## Task brief
Write out the part of the Michael De Luca biography below from "He was nominated" up to and including "by Paul Greengrass.", copying it word for word.

## Exercise text
American film producer

Michael De Luca (born August 13, 1965) is an American film executive, writer, and film producer. He is also the former president of New Line Cinema and head of production of DreamWorks Pictures. De Luca formerly served as chairman of Metro-Goldwyn-Mayer and currently serves as co-chair and CEO of Warner Bros. Pictures along with Pamela Abdy.

==Early life==
De Luca was born and raised in Brooklyn, New York. His mother was a German-Jewish immigrant, and his father, who was Italian American and Catholic, worked at ConEdison. De Luca began pursuing a career in show business and joined New Line Cinema as an intern while attending New York University's Tisch School of the Arts. In 1986, he accepted a full-time position at New Line as a story editor. De Luca completed his degree from Tisch School of the Arts in 1995.

==Career==
De Luca received his first credit in 1988, working as a writer on the television series Freddy's Nightmares. In 1990, De Luca made his debut in the film industry as an associate producer on Leatherface: The Texas Chainsaw Massacre III, which was quickly followed by his writing/producing role on the 1991 film Freddy's Dead: The Final Nightmare. He also worked as a writer in the three seasons of the 1991–93 television series Dark Justice.

De Luca became the President and COO for New Line Cinema in October 1993. During his tenure at New Line Cinema, he oversaw a variety of films that would come to define the studio, including Seven, Friday, Boogie Nights, Austin Powers, Rush Hour, Blade, American History X, and Magnolia. Additionally, De Luca wrote the 1994 film In the Mouth of Madness, directed by John Carpenter, and co-wrote the story for the 1995 film adaptation of the popular British comic book character Judge Dredd, starring Sylvester Stallone as the eponymous lead. In 1996, De Luca was approached by producers Brannon Braga and Ronald D. Moore of the television series Star Trek: Voyager and pitched an idea which turned into an opportunity to write an episode for the series, "Threshold". De Luca left the company in January 2001.

After New Line Cinema, De Luca became Head of Production at DreamWorks Pictures, his tenure lasting from June 2001 to June 2004.

After leaving DreamWorks, De Luca began a three-year first-look deal as a producer with Sony Pictures in July 2004 and started his own production company, Michael De Luca Productions. His first release under his production company was Ghost Rider (2007), starring Nicolas Cage, followed by 21 and The Love Guru (both 2008) starring Mike Myers.

He was nominated for the Best Picture Oscar two years in a row for The Social Network (2010) and Moneyball (2011). He received a third nomination in 2014 for producing Captain Phillips by Paul Greengrass.

## The data
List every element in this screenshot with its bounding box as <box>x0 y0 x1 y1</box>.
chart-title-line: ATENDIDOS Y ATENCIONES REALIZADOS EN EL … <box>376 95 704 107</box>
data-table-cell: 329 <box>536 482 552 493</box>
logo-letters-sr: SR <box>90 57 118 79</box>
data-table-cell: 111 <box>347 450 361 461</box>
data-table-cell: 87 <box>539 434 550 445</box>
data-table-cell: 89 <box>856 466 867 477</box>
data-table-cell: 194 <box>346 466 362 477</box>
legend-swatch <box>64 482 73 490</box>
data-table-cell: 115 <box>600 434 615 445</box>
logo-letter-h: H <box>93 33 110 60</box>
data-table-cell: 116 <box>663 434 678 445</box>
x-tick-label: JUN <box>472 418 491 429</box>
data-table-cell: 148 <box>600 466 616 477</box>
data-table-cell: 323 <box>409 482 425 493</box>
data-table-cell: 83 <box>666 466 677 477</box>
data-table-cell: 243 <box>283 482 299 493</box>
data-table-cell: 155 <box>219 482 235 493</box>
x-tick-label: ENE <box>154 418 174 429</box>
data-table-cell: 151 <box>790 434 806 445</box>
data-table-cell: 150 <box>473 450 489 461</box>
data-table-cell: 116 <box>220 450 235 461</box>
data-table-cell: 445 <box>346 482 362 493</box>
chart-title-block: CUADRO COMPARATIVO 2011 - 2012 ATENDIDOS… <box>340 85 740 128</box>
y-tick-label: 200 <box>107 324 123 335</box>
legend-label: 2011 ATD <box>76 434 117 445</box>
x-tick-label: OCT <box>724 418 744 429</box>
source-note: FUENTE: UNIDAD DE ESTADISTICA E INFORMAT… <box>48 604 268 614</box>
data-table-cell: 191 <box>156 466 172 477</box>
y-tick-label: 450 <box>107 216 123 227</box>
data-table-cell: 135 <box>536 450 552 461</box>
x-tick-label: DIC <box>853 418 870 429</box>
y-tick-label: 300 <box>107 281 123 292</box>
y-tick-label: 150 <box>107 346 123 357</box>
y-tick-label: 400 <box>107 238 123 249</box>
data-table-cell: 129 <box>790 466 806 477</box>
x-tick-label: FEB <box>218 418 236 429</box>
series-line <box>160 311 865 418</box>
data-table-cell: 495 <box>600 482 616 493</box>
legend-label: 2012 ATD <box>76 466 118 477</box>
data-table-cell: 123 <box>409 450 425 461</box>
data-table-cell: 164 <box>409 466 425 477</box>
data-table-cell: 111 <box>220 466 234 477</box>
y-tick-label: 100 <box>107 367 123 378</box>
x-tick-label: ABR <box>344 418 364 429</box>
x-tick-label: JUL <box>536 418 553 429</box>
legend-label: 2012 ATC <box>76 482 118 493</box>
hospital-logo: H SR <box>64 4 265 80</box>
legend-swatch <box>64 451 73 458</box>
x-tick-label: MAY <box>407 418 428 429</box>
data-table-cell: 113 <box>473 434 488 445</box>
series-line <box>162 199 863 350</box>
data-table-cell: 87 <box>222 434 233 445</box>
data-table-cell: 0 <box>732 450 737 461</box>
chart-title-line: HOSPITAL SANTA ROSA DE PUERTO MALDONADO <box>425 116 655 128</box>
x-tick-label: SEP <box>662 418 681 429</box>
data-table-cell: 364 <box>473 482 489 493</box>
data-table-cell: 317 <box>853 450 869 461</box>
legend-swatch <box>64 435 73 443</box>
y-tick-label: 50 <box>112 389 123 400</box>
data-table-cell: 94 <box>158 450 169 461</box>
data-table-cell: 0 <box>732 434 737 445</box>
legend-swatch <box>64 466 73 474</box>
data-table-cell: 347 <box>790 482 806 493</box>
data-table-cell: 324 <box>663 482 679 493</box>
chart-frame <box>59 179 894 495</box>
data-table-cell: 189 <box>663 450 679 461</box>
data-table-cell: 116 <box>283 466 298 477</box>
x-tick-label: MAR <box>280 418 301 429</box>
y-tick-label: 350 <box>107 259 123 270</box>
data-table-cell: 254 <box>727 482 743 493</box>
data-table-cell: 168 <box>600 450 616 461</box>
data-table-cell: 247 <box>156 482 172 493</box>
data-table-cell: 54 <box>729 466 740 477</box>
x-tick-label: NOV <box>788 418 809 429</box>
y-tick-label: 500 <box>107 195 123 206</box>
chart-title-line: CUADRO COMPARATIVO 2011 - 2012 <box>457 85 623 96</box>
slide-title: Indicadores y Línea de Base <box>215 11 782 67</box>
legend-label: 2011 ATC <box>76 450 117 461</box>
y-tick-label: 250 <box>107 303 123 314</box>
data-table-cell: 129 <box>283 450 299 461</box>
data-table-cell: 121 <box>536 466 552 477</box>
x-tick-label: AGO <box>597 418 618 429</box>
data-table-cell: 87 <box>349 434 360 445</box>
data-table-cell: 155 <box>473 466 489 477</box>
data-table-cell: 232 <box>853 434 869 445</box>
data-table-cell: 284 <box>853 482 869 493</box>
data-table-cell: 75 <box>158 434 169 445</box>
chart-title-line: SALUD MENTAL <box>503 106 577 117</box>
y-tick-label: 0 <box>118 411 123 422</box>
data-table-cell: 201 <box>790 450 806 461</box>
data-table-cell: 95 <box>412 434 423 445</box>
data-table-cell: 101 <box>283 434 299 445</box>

## Problem solution
He was nominated for the Best Picture Oscar two years in a row for The Social Network (2010) and Moneyball (2011). He received a third nomination in 2014 for producing Captain Phillips by Paul Greengrass.